EXERCISE TASK — Each line in the entries below that holds the string "Götaland" is to be listed.

Figure dataset records —
▽

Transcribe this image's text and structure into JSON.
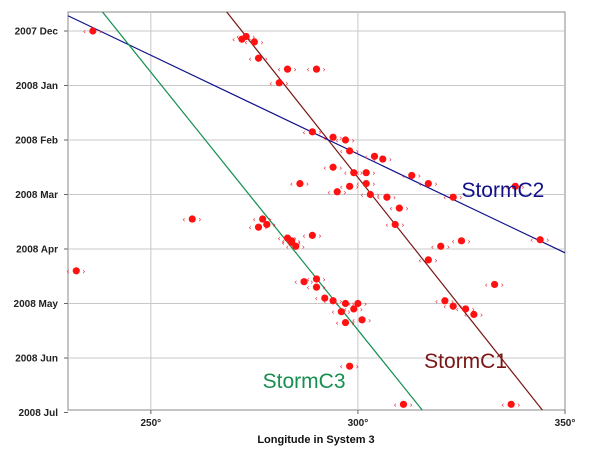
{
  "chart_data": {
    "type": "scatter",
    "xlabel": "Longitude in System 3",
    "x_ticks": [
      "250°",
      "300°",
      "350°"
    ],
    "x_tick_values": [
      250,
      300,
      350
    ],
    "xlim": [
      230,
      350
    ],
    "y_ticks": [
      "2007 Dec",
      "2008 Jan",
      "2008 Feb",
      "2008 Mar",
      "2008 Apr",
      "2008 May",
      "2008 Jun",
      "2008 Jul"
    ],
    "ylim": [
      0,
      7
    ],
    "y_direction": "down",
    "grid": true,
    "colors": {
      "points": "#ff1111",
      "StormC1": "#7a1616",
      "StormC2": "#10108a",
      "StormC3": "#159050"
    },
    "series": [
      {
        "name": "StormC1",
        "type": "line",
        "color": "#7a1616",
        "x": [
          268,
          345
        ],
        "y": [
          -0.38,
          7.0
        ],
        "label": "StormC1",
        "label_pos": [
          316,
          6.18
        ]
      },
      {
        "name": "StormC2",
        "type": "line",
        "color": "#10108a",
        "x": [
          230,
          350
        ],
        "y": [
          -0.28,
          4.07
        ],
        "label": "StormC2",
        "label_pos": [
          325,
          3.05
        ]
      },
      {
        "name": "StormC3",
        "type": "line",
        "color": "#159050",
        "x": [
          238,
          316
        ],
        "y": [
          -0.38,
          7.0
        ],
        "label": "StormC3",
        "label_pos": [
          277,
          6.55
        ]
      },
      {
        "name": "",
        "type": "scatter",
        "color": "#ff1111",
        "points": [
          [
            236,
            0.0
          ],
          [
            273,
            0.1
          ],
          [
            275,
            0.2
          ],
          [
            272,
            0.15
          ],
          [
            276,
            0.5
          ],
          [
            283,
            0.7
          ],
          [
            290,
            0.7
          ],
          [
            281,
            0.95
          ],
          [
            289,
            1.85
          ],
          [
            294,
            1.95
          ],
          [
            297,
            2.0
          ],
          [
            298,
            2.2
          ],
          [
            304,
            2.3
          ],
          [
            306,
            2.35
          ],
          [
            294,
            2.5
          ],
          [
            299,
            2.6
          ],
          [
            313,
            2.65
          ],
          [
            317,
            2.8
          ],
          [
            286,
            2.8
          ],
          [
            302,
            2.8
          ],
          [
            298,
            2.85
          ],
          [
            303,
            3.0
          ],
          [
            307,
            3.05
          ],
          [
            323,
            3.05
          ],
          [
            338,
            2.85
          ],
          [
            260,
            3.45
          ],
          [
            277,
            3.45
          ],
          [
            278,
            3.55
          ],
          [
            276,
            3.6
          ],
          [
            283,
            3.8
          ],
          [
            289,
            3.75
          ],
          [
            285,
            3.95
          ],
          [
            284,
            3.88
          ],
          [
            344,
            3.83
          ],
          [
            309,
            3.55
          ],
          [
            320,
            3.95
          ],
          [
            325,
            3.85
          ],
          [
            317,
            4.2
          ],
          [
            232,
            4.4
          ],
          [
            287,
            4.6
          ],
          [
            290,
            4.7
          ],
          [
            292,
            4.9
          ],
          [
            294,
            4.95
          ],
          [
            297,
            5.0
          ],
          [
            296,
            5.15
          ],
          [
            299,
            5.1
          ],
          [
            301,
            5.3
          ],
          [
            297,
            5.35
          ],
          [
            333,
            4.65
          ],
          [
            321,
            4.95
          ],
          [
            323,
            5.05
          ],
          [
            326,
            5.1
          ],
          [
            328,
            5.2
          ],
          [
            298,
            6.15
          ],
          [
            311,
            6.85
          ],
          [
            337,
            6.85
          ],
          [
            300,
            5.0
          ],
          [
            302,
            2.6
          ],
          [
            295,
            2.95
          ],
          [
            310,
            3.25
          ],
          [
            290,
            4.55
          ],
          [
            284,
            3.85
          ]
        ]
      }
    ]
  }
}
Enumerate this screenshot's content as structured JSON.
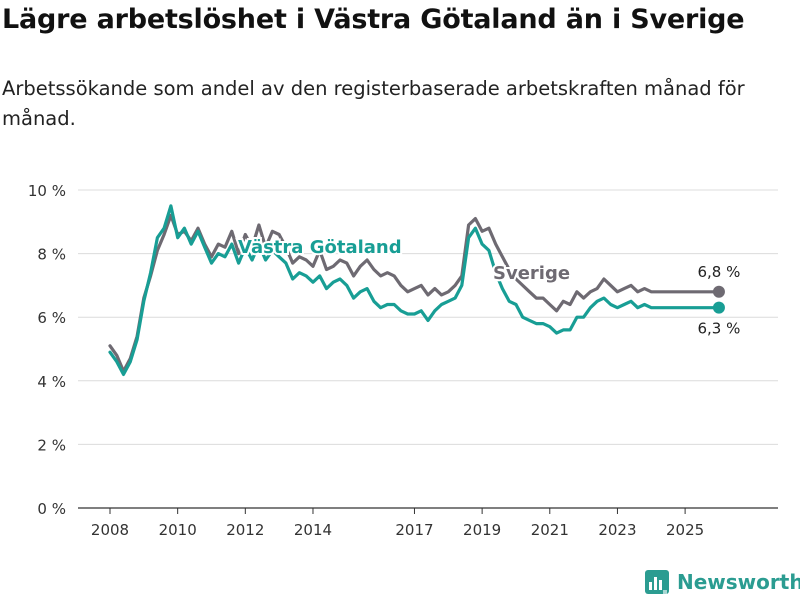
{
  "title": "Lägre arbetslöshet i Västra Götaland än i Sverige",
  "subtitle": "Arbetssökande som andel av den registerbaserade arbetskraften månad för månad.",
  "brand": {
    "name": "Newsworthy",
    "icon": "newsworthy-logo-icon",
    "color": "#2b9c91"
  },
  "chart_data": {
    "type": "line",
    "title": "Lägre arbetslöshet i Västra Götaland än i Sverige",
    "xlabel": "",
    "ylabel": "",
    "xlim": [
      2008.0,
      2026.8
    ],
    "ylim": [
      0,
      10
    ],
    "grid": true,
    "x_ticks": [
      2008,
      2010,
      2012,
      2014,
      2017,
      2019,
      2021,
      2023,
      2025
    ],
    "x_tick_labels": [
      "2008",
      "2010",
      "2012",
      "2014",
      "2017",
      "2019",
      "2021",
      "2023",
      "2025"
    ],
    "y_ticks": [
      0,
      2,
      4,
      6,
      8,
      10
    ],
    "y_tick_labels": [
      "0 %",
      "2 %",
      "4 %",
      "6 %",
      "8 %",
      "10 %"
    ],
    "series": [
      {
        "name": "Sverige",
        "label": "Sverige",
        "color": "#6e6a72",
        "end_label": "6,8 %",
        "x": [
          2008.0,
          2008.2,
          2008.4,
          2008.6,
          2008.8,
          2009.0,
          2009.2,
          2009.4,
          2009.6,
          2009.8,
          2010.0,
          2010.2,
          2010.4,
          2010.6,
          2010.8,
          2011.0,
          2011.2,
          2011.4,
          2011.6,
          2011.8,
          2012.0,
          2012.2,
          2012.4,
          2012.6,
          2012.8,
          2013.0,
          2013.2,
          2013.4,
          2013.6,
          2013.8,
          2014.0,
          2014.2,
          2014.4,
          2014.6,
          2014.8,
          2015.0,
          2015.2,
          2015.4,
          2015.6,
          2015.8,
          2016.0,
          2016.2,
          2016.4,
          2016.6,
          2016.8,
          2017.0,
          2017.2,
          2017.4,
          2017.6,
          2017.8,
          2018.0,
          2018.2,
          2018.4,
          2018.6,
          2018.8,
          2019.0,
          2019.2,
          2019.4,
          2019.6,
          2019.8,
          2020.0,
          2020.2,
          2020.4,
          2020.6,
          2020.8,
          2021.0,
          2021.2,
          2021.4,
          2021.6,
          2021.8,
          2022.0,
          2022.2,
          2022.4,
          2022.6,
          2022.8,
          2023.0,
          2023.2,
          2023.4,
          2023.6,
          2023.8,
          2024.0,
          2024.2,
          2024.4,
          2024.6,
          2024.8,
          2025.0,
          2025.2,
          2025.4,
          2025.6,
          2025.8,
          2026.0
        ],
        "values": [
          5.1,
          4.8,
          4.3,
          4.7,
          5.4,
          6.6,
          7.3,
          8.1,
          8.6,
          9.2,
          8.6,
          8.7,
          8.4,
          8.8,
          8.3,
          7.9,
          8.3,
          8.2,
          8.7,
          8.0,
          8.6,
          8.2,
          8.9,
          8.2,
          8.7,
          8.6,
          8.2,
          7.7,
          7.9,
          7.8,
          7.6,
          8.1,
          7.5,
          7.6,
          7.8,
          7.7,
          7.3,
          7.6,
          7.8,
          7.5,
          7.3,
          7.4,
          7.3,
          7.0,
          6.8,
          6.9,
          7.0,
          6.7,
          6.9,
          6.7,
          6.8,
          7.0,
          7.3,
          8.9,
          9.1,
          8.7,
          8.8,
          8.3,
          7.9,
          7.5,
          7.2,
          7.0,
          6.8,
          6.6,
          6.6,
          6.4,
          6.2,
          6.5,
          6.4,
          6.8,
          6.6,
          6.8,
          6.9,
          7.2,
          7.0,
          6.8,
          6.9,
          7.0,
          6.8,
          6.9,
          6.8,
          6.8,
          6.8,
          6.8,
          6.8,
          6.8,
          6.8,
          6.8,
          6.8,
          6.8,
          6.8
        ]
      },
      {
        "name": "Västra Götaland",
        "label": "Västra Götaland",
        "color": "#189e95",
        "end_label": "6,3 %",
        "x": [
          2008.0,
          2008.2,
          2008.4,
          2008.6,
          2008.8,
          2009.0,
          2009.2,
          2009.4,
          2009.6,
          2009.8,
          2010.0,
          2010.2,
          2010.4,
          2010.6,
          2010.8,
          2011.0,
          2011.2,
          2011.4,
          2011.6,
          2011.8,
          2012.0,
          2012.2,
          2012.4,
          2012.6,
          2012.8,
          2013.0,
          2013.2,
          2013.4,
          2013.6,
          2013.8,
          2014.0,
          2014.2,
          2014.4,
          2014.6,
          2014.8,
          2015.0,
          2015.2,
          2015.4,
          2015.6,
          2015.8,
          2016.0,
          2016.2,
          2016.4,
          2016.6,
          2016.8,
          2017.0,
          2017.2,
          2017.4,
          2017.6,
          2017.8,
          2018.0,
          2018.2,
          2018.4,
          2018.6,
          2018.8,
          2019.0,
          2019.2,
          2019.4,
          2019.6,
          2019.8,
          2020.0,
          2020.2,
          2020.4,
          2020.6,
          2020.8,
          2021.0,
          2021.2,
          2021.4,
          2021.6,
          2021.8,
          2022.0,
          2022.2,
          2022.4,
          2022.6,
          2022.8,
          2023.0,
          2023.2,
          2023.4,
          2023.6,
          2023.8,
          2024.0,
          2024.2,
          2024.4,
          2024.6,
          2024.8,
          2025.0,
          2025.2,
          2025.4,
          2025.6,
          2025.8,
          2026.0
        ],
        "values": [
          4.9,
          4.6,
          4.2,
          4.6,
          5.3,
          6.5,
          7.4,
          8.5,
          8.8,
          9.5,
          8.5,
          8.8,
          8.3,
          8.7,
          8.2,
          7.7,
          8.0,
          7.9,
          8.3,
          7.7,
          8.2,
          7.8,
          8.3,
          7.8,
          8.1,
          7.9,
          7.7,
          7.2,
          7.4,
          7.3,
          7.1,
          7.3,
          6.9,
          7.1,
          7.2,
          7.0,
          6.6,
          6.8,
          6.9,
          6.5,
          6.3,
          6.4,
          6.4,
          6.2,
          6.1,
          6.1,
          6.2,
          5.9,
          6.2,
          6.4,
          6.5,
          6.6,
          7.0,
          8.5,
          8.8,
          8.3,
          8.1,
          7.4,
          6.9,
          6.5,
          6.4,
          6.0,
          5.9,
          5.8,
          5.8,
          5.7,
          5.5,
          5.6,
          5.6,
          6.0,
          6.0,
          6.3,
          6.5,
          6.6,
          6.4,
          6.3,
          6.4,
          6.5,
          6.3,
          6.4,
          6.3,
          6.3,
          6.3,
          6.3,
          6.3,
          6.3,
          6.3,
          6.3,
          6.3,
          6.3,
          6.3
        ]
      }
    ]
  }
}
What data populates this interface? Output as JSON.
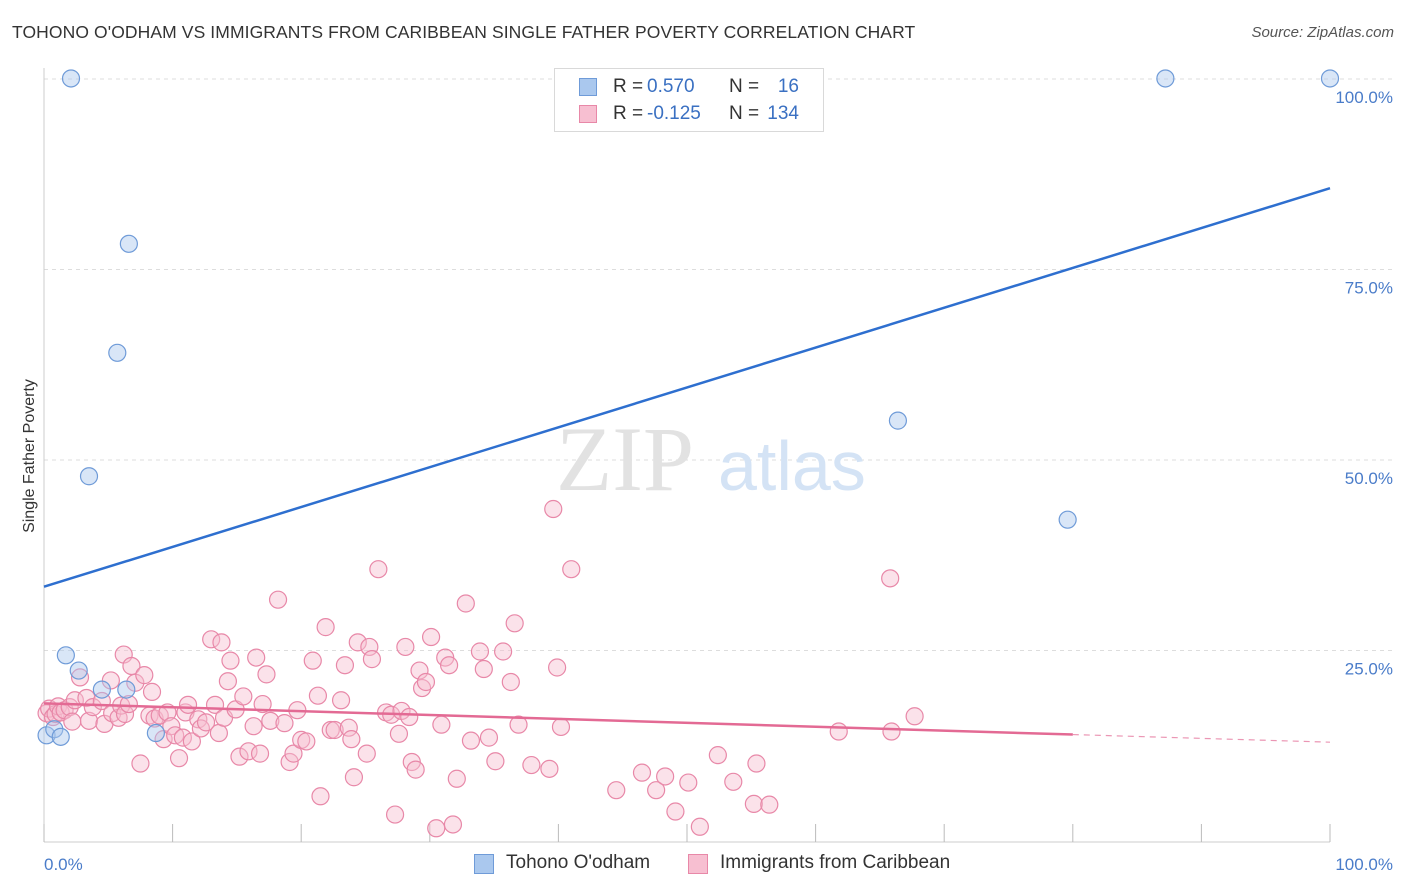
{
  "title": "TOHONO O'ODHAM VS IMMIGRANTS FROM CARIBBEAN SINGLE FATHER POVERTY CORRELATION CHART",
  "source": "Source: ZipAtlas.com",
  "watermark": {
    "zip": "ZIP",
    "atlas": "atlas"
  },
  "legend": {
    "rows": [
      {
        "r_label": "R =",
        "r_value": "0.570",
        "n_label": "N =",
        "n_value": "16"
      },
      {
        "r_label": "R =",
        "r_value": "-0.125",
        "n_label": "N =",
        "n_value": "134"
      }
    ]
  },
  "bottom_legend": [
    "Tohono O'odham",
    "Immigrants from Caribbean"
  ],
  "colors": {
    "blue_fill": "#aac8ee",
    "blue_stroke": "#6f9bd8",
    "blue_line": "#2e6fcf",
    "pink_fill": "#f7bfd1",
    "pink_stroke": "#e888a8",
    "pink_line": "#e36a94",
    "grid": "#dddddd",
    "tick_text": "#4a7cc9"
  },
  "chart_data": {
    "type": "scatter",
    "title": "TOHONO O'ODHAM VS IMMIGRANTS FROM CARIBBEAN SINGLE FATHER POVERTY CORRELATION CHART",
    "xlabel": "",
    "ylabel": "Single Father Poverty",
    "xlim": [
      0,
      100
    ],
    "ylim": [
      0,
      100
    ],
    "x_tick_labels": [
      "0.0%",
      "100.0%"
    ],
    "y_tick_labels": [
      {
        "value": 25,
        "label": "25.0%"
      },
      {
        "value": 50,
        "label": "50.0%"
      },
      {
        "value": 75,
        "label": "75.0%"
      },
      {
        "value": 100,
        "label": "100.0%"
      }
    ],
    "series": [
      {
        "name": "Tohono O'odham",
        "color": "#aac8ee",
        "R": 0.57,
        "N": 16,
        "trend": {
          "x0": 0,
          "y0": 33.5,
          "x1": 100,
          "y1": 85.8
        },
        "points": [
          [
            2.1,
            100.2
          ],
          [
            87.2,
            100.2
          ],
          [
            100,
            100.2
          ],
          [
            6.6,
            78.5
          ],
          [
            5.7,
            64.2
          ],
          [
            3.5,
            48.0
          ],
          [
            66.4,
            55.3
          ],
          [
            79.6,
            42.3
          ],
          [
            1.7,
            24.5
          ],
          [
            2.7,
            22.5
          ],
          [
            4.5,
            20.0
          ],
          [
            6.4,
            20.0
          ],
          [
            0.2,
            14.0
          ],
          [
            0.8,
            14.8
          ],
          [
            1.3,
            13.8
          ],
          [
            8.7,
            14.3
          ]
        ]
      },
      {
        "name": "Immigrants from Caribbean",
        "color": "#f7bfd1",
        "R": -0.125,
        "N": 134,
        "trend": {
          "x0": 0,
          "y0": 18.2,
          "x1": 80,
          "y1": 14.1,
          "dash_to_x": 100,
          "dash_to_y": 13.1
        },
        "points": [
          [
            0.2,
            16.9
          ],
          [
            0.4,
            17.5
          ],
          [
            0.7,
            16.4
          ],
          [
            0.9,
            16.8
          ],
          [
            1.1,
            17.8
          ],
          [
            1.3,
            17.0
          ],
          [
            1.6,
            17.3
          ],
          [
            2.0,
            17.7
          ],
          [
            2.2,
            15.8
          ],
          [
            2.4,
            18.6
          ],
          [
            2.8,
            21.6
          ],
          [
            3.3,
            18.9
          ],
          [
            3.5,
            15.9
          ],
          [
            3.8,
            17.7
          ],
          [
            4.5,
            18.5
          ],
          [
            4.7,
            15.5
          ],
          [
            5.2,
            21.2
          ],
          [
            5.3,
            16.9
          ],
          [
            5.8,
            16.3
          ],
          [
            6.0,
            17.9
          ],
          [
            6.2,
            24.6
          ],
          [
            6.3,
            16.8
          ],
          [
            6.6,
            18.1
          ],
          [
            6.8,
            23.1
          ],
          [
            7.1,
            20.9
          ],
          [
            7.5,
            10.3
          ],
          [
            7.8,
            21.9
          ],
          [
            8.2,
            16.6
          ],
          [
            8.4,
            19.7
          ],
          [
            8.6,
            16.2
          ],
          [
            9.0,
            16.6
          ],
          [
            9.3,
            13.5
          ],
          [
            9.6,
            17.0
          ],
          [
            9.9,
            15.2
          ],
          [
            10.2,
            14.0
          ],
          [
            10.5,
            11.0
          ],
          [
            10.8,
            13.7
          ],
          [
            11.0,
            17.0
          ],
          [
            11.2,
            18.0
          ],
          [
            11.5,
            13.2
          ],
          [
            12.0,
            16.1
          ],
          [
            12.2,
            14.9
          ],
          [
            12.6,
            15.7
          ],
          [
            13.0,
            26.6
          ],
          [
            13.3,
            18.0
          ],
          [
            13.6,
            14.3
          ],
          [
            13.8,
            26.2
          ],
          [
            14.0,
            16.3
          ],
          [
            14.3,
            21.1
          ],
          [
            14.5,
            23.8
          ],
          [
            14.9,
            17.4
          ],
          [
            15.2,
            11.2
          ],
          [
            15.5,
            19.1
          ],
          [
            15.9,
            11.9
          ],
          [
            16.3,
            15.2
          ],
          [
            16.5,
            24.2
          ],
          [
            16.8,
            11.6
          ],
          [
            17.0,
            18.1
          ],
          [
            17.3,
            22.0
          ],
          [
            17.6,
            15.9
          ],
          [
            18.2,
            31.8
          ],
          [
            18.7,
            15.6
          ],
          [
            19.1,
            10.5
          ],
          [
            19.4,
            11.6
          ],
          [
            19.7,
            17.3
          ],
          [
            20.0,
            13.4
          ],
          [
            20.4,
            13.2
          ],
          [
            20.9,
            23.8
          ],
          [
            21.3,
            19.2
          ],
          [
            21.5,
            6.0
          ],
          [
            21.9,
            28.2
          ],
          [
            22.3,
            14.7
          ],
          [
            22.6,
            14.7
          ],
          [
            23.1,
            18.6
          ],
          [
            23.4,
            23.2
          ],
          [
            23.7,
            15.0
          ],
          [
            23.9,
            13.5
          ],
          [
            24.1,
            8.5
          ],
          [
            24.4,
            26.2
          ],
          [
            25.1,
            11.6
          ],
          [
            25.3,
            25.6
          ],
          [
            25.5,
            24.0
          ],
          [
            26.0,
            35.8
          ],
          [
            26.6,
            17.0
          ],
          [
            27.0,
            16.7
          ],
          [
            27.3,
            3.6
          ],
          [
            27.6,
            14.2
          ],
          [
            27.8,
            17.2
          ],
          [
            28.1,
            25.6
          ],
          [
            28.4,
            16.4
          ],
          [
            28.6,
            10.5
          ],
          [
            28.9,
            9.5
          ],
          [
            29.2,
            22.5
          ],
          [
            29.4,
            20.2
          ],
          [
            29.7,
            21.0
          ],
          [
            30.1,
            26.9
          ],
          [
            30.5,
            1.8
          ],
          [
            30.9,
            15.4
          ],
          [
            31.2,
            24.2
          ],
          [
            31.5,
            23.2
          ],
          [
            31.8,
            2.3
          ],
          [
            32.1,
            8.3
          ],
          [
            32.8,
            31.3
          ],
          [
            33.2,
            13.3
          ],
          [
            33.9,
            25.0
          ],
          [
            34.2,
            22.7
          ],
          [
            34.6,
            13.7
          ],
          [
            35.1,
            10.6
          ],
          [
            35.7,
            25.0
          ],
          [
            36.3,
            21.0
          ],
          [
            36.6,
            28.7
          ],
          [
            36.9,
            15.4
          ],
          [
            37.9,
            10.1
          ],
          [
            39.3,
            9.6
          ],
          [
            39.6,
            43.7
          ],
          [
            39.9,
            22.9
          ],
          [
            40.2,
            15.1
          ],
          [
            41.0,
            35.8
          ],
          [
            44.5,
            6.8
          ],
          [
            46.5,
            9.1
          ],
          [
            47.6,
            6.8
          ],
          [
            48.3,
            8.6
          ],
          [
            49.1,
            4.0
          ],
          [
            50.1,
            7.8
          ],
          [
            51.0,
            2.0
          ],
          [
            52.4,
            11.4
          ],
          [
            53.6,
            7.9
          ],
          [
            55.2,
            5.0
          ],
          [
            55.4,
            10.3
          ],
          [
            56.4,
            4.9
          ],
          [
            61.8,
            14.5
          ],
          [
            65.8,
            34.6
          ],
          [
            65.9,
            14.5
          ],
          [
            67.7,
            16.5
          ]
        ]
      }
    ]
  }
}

△

RESULT FOR THIS TASK —
  "title": "Lägre arbetslöshet i Västra Götaland än i Sverige",
    "title": "Lägre arbetslöshet i Västra Götaland än i Sverige",
        "name": "Västra Götaland",
        "label": "Västra Götaland",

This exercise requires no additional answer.